# Start of INPUT FOR THIS TASK

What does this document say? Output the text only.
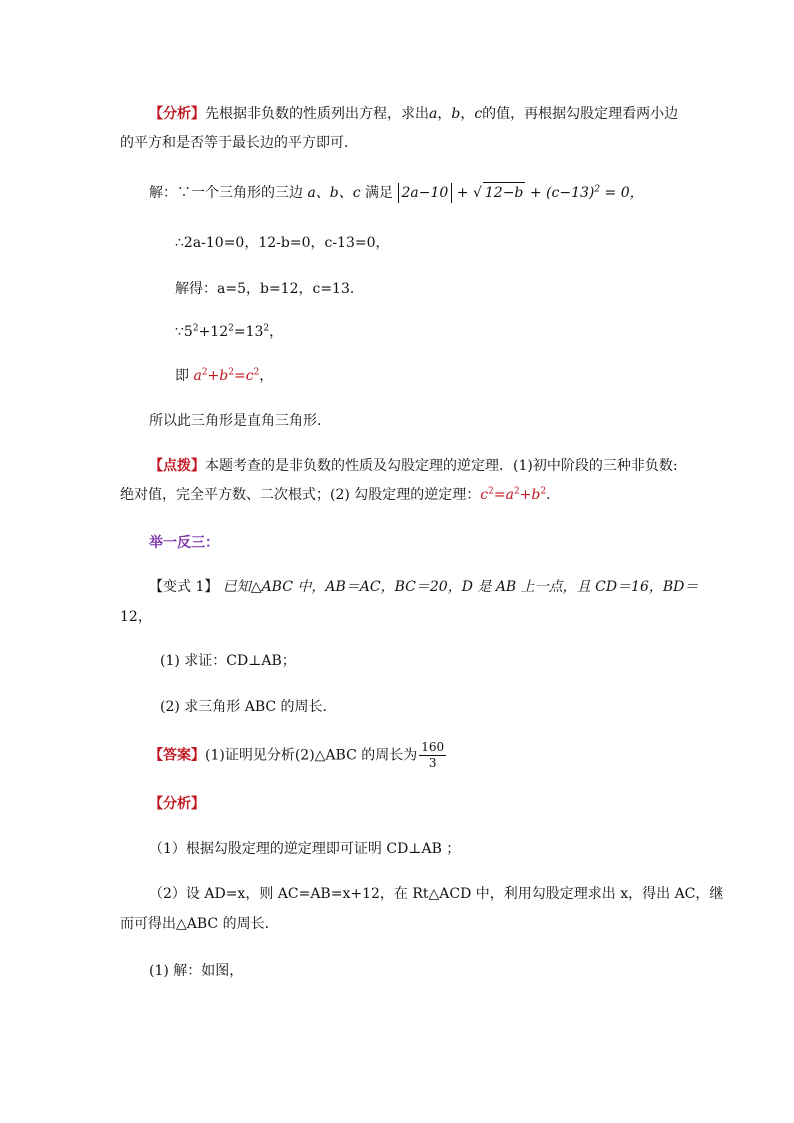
【分析】先根据非负数的性质列出方程，求出a，b，c的值，再根据勾股定理看两小边
的平方和是否等于最长边的平方即可．
解：∵一个三角形的三边 a、b、c 满足 2a−10 + √ $12-b + (c-13)^2 = 0$，
∴2a-10=0，12-b=0，c-13=0，
解得：a=5，b=12，c=13．
$\because 5^2+12^2=13^2$，
即 $a^2+b^2=c^2$，
所以此三角形是直角三角形．
【点拨】本题考查的是非负数的性质及勾股定理的逆定理．(1)初中阶段的三种非负数:
绝对值，完全平方数、二次根式；(2) 勾股定理的逆定理：$c^2=a^2+b^2$．
举一反三：
【变式 1】 已知△ABC 中，AB＝AC，BC＝20，D 是 AB 上一点，且 CD＝16，BD＝
12，
(1) 求证：CD⊥AB；
(2) 求三角形 ABC 的周长．
【答案】(1)证明见分析(2)△ABC 的周长为 $\frac{160}{3}$
【分析】
（1）根据勾股定理的逆定理即可证明 CD⊥AB ；
（2）设 AD=x，则 AC=AB=x+12，在 Rt△ACD 中，利用勾股定理求出 x，得出 AC，继
而可得出△ABC 的周长．
(1) 解：如图，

# End of INPUT FOR THIS TASK

Omit the pictures, and quote the material above exactly as given.

What does this document say? Output the text only.
【分析】先根据非负数的性质列出方程，求出a，b，c的值，再根据勾股定理看两小边
的平方和是否等于最长边的平方即可．
解：∵一个三角形的三边 a、b、c 满足 2a−10 + √ $12-b + (c-13)^2 = 0$，
∴2a-10=0，12-b=0，c-13=0，
解得：a=5，b=12，c=13．
$\because 5^2+12^2=13^2$，
即 $a^2+b^2=c^2$，
所以此三角形是直角三角形．
【点拨】本题考查的是非负数的性质及勾股定理的逆定理．(1)初中阶段的三种非负数:
绝对值，完全平方数、二次根式；(2) 勾股定理的逆定理：$c^2=a^2+b^2$．
举一反三：
【变式 1】 已知△ABC 中，AB＝AC，BC＝20，D 是 AB 上一点，且 CD＝16，BD＝
12，
(1) 求证：CD⊥AB；
(2) 求三角形 ABC 的周长．
【答案】(1)证明见分析(2)△ABC 的周长为 $\frac{160}{3}$
【分析】
（1）根据勾股定理的逆定理即可证明 CD⊥AB ；
（2）设 AD=x，则 AC=AB=x+12，在 Rt△ACD 中，利用勾股定理求出 x，得出 AC，继
而可得出△ABC 的周长．
(1) 解：如图，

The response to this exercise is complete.